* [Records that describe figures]
'''

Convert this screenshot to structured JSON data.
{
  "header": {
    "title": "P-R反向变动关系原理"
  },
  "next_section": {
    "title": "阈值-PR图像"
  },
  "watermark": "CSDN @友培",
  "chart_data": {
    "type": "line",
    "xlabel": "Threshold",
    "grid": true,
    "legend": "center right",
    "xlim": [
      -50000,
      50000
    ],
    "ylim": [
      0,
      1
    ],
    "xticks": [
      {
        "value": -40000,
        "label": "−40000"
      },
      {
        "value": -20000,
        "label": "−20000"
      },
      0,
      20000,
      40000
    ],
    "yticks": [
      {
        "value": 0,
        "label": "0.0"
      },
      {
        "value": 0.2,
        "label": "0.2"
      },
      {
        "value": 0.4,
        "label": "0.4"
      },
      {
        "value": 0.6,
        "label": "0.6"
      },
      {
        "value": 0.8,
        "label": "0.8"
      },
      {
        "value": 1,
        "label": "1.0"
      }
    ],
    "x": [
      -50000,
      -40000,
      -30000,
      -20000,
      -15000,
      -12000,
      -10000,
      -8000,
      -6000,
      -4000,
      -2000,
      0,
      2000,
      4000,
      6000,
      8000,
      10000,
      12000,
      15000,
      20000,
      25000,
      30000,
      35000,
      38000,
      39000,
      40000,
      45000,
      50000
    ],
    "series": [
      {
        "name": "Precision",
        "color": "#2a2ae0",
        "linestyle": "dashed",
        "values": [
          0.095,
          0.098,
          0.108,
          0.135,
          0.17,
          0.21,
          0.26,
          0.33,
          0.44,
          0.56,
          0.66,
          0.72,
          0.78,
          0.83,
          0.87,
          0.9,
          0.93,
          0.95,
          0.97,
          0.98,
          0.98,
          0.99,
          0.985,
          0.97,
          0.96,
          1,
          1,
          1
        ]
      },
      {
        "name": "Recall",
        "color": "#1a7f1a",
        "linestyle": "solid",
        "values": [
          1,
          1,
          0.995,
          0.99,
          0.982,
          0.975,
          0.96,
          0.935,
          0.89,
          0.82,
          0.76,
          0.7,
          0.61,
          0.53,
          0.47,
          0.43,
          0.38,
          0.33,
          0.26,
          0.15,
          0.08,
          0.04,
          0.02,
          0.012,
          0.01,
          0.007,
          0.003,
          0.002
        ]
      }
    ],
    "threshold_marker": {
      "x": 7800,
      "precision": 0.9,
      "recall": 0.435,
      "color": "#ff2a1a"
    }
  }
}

'''

* [What is expected] Every line above should be retyped exactly as given.

* [Task solution]
Convert this screenshot to structured JSON data.
{
  "header": {
    "title": "P-R反向变动关系原理"
  },
  "next_section": {
    "title": "阈值-PR图像"
  },
  "watermark": "CSDN @友培",
  "chart_data": {
    "type": "line",
    "xlabel": "Threshold",
    "grid": true,
    "legend": "center right",
    "xlim": [
      -50000,
      50000
    ],
    "ylim": [
      0,
      1
    ],
    "xticks": [
      {
        "value": -40000,
        "label": "−40000"
      },
      {
        "value": -20000,
        "label": "−20000"
      },
      0,
      20000,
      40000
    ],
    "yticks": [
      {
        "value": 0,
        "label": "0.0"
      },
      {
        "value": 0.2,
        "label": "0.2"
      },
      {
        "value": 0.4,
        "label": "0.4"
      },
      {
        "value": 0.6,
        "label": "0.6"
      },
      {
        "value": 0.8,
        "label": "0.8"
      },
      {
        "value": 1,
        "label": "1.0"
      }
    ],
    "x": [
      -50000,
      -40000,
      -30000,
      -20000,
      -15000,
      -12000,
      -10000,
      -8000,
      -6000,
      -4000,
      -2000,
      0,
      2000,
      4000,
      6000,
      8000,
      10000,
      12000,
      15000,
      20000,
      25000,
      30000,
      35000,
      38000,
      39000,
      40000,
      45000,
      50000
    ],
    "series": [
      {
        "name": "Precision",
        "color": "#2a2ae0",
        "linestyle": "dashed",
        "values": [
          0.095,
          0.098,
          0.108,
          0.135,
          0.17,
          0.21,
          0.26,
          0.33,
          0.44,
          0.56,
          0.66,
          0.72,
          0.78,
          0.83,
          0.87,
          0.9,
          0.93,
          0.95,
          0.97,
          0.98,
          0.98,
          0.99,
          0.985,
          0.97,
          0.96,
          1,
          1,
          1
        ]
      },
      {
        "name": "Recall",
        "color": "#1a7f1a",
        "linestyle": "solid",
        "values": [
          1,
          1,
          0.995,
          0.99,
          0.982,
          0.975,
          0.96,
          0.935,
          0.89,
          0.82,
          0.76,
          0.7,
          0.61,
          0.53,
          0.47,
          0.43,
          0.38,
          0.33,
          0.26,
          0.15,
          0.08,
          0.04,
          0.02,
          0.012,
          0.01,
          0.007,
          0.003,
          0.002
        ]
      }
    ],
    "threshold_marker": {
      "x": 7800,
      "precision": 0.9,
      "recall": 0.435,
      "color": "#ff2a1a"
    }
  }
}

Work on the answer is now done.